*** Raw data Section Begins ***
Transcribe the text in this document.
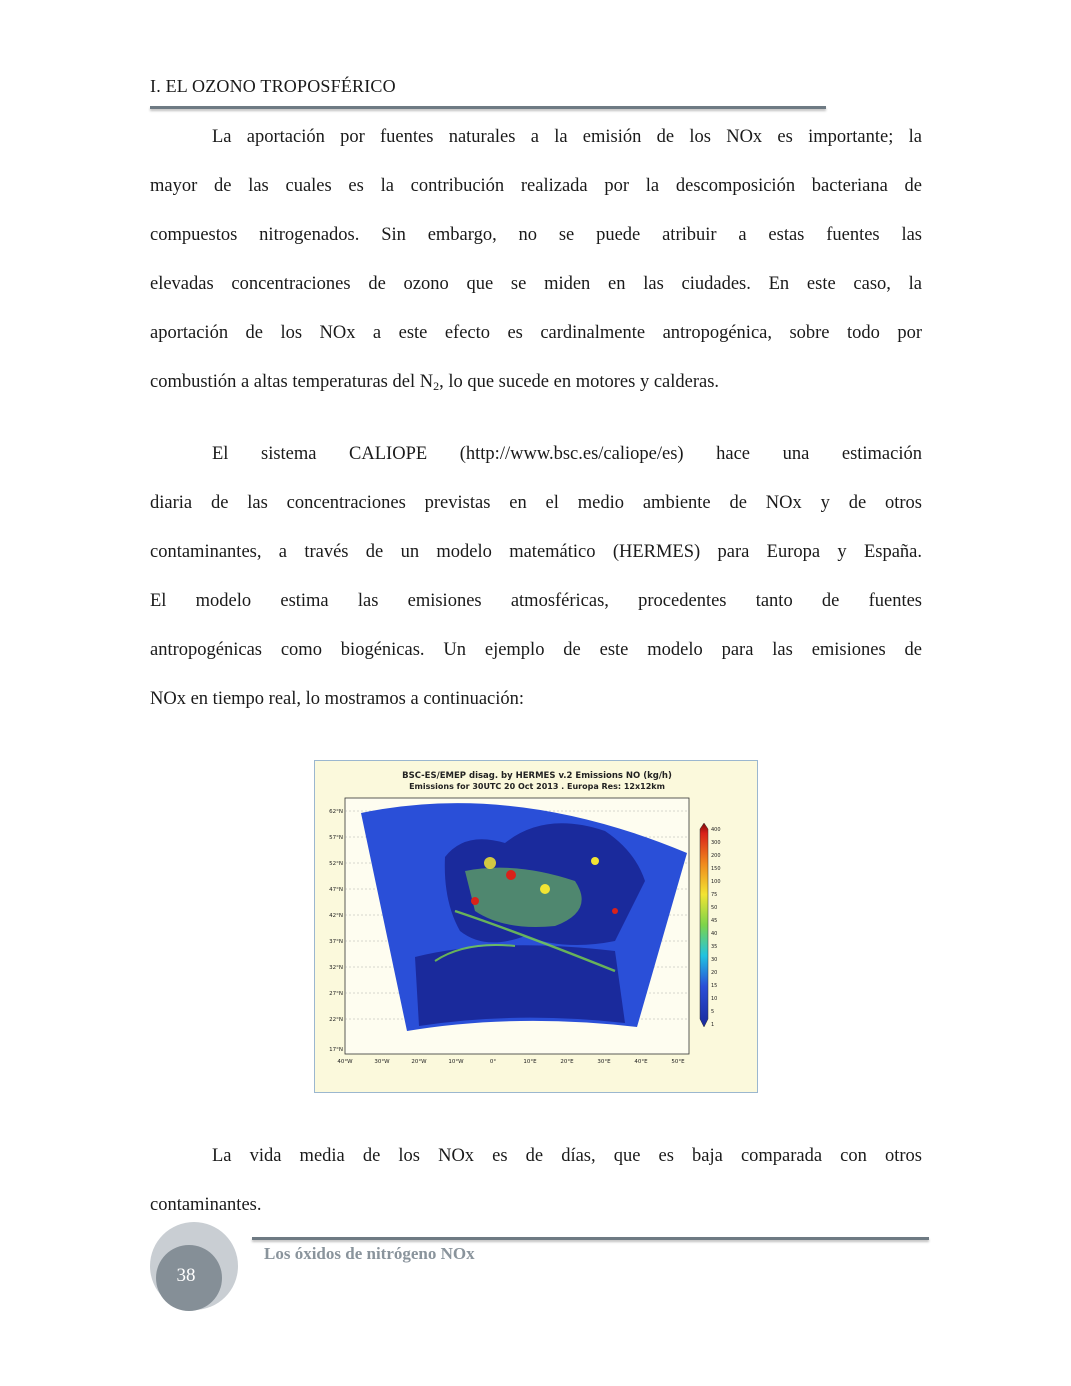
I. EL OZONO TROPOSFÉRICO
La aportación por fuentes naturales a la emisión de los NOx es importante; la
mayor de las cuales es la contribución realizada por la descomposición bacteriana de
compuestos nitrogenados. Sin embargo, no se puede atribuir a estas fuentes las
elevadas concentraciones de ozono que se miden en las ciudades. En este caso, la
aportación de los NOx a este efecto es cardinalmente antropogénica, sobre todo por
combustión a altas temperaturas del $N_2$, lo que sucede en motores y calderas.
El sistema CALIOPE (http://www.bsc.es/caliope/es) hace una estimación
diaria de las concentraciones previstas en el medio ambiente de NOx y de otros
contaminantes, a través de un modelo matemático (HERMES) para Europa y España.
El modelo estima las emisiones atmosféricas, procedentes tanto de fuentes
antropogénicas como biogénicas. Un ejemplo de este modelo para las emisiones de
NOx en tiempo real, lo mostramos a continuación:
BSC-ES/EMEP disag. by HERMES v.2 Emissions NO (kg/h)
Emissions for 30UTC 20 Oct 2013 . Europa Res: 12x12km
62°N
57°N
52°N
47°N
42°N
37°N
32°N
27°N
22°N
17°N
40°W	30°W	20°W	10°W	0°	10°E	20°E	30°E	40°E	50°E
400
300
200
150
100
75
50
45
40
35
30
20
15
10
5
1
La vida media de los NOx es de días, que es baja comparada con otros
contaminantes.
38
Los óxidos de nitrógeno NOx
*** Raw data Section Ends ***
**Required action**
The result should be the material above, unchanged and free of pictures; please print it.

**Output**
Transcribe the text in this document.
I. EL OZONO TROPOSFÉRICO
La aportación por fuentes naturales a la emisión de los NOx es importante; la
mayor de las cuales es la contribución realizada por la descomposición bacteriana de
compuestos nitrogenados. Sin embargo, no se puede atribuir a estas fuentes las
elevadas concentraciones de ozono que se miden en las ciudades. En este caso, la
aportación de los NOx a este efecto es cardinalmente antropogénica, sobre todo por
combustión a altas temperaturas del $N_2$, lo que sucede en motores y calderas.
El sistema CALIOPE (http://www.bsc.es/caliope/es) hace una estimación
diaria de las concentraciones previstas en el medio ambiente de NOx y de otros
contaminantes, a través de un modelo matemático (HERMES) para Europa y España.
El modelo estima las emisiones atmosféricas, procedentes tanto de fuentes
antropogénicas como biogénicas. Un ejemplo de este modelo para las emisiones de
NOx en tiempo real, lo mostramos a continuación:
BSC-ES/EMEP disag. by HERMES v.2 Emissions NO (kg/h)
Emissions for 30UTC 20 Oct 2013 . Europa Res: 12x12km
62°N
57°N
52°N
47°N
42°N
37°N
32°N
27°N
22°N
17°N
40°W	30°W	20°W	10°W	0°	10°E	20°E	30°E	40°E	50°E
400
300
200
150
100
75
50
45
40
35
30
20
15
10
5
1
La vida media de los NOx es de días, que es baja comparada con otros
contaminantes.
38
Los óxidos de nitrógeno NOx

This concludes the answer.